Complete the following:
a – In the product photography thread, where did the original poster place the clip-on garage light?
b – Please write the next part of the product photography thread, picking up after its final post.

Document excerpt:

####

# Hi. My first post



## edmdusty (Dec 29, 2008)

I gave product photography a whirl the last weeks and I really like it. I'm excited to keep trying. What do you guys think of these shots?


----------



## Dubious Drewski (Dec 29, 2008)

These are nice clean shots. Though do we need so many?


----------



## TUX424 (Dec 29, 2008)

i like how they turned out overall but...
The first ans second ones really dont stand out for me because they dont really show the who made this product, which is what the last 2 are able to do.
i like the last 2 though


----------



## edmdusty (Dec 29, 2008)

Thanks for the feed back guys. I was having fun experimenting with natural light coming through my window from camera left and I had a clip on garage light at 45 degrees camera right. The light was supposed to be balanced for daylight, but I think it was slightly bluer than the daylight I was getting through my window.   I agree about the missing product labels on the first two.    I didn't really think about that. I was just playing around with how the two differnt light sources lit the contours and features of the seat. I'll have to pay more attention to the brand names next time.

####

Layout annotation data
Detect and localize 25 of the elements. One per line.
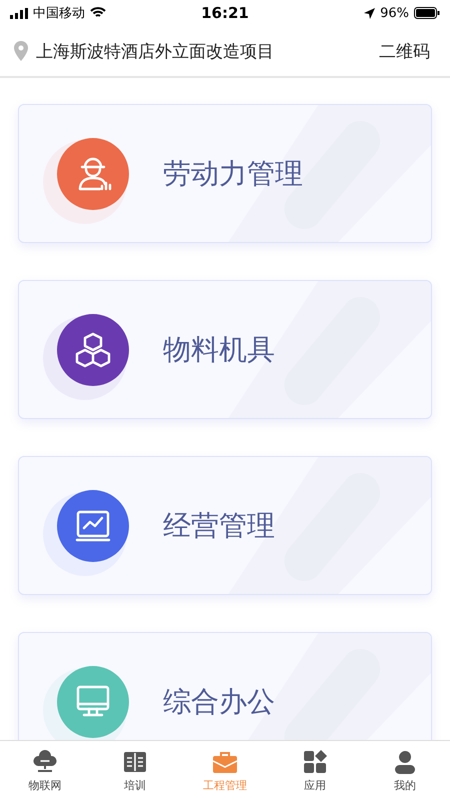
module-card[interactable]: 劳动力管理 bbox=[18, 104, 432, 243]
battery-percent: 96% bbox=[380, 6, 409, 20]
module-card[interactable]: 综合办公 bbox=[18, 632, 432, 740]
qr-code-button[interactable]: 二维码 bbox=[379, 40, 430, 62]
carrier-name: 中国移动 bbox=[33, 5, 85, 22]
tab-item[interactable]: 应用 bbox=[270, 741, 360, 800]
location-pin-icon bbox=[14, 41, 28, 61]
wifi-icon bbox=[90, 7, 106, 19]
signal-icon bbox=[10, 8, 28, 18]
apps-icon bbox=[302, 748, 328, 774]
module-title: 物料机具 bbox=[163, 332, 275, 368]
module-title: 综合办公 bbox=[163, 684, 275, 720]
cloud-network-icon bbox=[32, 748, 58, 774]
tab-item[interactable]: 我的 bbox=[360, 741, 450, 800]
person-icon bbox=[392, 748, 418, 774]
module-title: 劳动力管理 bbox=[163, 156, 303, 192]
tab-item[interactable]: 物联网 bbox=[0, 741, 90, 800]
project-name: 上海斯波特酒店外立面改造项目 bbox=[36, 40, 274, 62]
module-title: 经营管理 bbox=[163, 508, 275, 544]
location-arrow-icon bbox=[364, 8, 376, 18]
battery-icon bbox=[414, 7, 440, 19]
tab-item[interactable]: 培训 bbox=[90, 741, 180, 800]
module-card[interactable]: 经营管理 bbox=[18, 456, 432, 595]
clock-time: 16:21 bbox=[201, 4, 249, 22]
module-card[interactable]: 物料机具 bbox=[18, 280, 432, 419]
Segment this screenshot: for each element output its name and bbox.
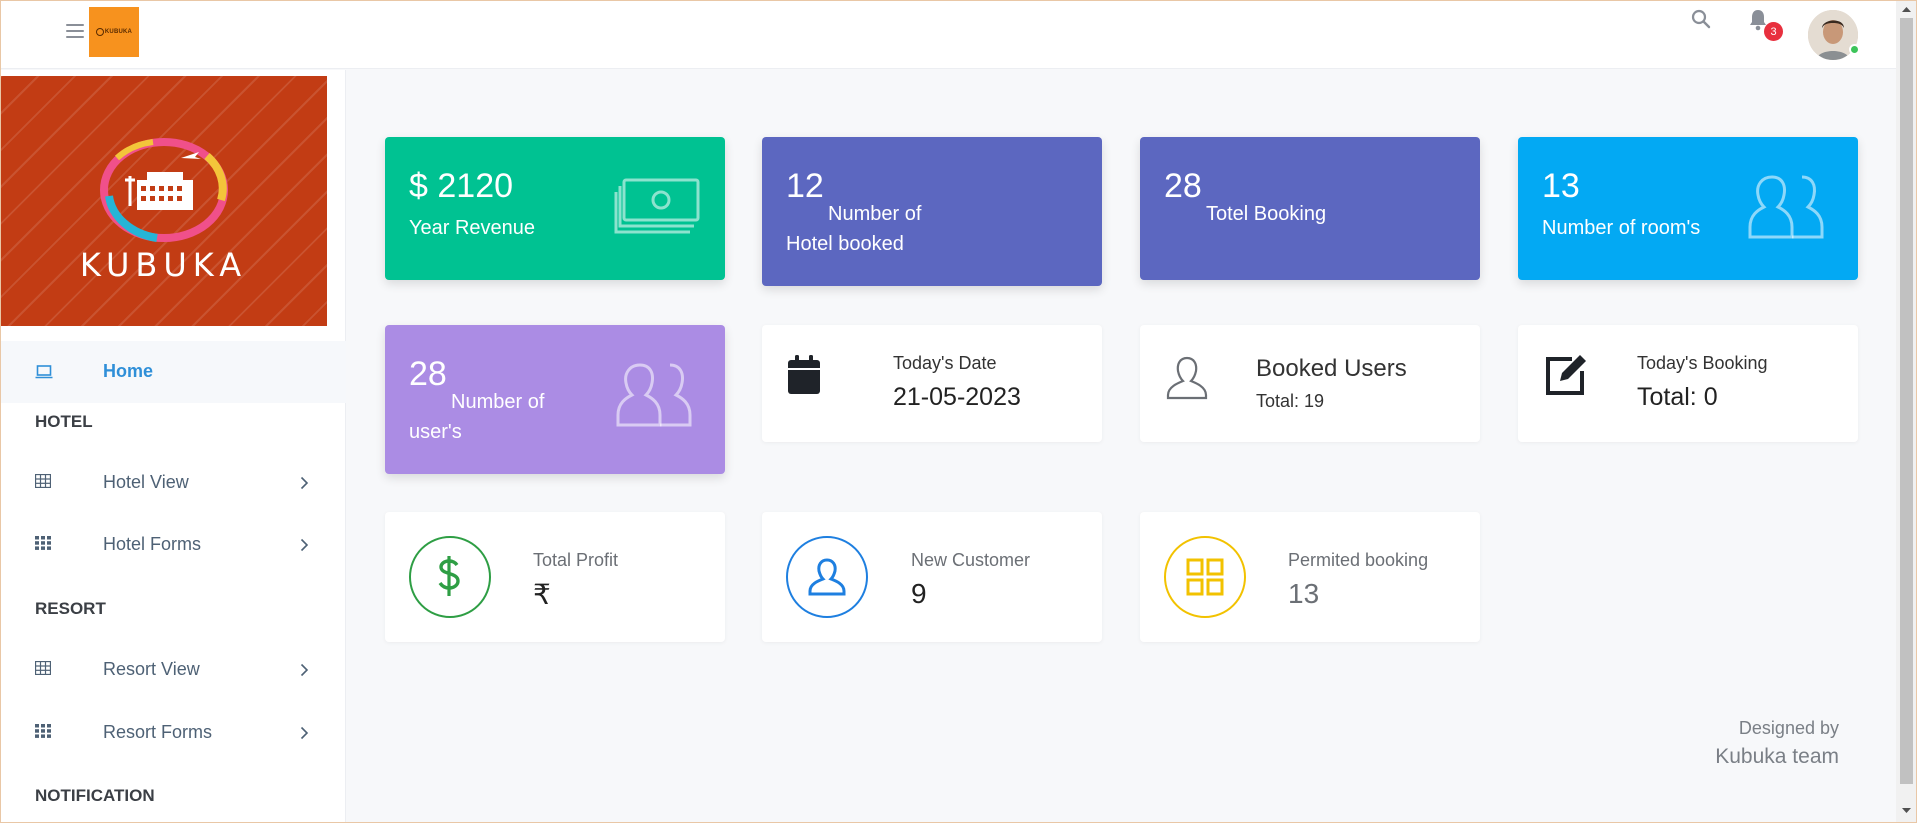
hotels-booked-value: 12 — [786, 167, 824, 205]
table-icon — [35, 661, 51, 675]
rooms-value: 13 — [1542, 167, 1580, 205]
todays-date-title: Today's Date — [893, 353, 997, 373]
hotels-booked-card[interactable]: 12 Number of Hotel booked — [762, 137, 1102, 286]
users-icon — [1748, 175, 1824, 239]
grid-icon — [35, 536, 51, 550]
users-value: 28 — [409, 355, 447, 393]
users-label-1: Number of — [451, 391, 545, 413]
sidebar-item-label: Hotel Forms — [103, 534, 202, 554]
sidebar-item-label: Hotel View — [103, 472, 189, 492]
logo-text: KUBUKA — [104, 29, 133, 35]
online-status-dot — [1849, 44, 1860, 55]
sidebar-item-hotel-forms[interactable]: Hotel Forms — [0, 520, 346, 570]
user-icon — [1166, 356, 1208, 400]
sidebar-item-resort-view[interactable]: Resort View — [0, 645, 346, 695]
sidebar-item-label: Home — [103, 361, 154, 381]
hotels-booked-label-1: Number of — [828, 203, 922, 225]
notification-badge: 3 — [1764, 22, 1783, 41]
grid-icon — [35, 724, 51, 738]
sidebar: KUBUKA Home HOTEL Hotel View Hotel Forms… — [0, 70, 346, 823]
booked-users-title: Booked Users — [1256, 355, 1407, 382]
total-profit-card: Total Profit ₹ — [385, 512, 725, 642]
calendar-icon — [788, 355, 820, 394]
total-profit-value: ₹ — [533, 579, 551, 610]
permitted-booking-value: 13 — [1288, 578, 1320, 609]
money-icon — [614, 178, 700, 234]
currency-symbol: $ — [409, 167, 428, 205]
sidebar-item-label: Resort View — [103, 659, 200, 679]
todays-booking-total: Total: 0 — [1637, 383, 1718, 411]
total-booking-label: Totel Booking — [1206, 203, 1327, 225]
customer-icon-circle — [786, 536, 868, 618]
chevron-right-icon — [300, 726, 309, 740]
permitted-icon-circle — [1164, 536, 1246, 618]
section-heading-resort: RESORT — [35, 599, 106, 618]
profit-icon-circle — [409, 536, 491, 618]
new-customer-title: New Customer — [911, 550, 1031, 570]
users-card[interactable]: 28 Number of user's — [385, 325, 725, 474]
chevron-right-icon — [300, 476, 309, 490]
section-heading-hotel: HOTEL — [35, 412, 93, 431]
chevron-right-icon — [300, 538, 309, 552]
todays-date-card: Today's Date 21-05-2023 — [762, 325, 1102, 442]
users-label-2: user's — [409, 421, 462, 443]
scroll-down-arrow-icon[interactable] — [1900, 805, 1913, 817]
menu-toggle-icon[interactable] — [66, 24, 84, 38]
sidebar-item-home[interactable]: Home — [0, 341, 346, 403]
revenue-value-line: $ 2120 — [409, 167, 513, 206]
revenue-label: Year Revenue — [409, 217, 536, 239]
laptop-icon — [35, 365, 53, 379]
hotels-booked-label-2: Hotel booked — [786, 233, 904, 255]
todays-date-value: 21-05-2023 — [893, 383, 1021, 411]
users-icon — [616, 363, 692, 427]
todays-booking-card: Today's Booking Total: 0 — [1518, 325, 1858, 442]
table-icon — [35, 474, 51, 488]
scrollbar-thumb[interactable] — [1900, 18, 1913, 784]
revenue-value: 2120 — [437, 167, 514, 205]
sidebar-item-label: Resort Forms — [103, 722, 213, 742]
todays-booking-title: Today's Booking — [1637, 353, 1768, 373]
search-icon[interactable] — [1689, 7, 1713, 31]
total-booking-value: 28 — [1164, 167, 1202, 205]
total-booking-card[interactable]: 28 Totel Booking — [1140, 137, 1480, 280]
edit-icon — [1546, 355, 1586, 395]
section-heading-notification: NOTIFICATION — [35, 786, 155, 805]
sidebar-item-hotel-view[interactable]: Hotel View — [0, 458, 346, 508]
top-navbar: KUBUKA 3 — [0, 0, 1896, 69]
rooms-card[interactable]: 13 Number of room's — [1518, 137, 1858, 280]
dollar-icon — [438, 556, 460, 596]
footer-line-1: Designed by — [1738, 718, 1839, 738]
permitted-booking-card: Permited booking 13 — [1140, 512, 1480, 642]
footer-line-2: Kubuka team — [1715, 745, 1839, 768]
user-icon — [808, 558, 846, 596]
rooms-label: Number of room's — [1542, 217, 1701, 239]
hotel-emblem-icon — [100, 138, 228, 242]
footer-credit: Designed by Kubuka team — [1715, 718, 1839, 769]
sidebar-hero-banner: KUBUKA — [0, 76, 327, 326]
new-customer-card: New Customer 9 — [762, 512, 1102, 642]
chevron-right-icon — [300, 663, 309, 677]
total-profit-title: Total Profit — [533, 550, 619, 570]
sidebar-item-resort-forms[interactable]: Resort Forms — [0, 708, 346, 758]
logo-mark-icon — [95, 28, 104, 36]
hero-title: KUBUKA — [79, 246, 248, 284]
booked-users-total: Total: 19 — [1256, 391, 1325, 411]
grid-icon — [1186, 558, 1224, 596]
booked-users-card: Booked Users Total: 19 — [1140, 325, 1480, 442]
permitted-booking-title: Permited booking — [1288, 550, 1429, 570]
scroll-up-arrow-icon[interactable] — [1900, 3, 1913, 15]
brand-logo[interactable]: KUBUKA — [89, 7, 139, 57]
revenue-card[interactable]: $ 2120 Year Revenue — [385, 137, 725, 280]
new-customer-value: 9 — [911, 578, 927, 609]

####

Results of the exercise:
a – At 45 degrees camera right.

b –
----------



## craig (Dec 29, 2008)

Nice work. Especially shots 3 and 4. I love the subject . You have the ability to get really creative here. Use that ability. Currently they look like ebay photos.

Love & Bass


----------



## edmdusty (Dec 30, 2008)

craig said:


> Nice work. Especially shots 3 and 4. I love the subject . You have the ability to get really creative here. Use that ability. Currently they look like ebay photos.
> 
> Love & Bass




Thanks for the feedback Craig. Are you talking about getting creative with the lighting (my primary focus at this point) or with the setup? I'd be interested in your recommendation on how to take it to the next level past ebay photo.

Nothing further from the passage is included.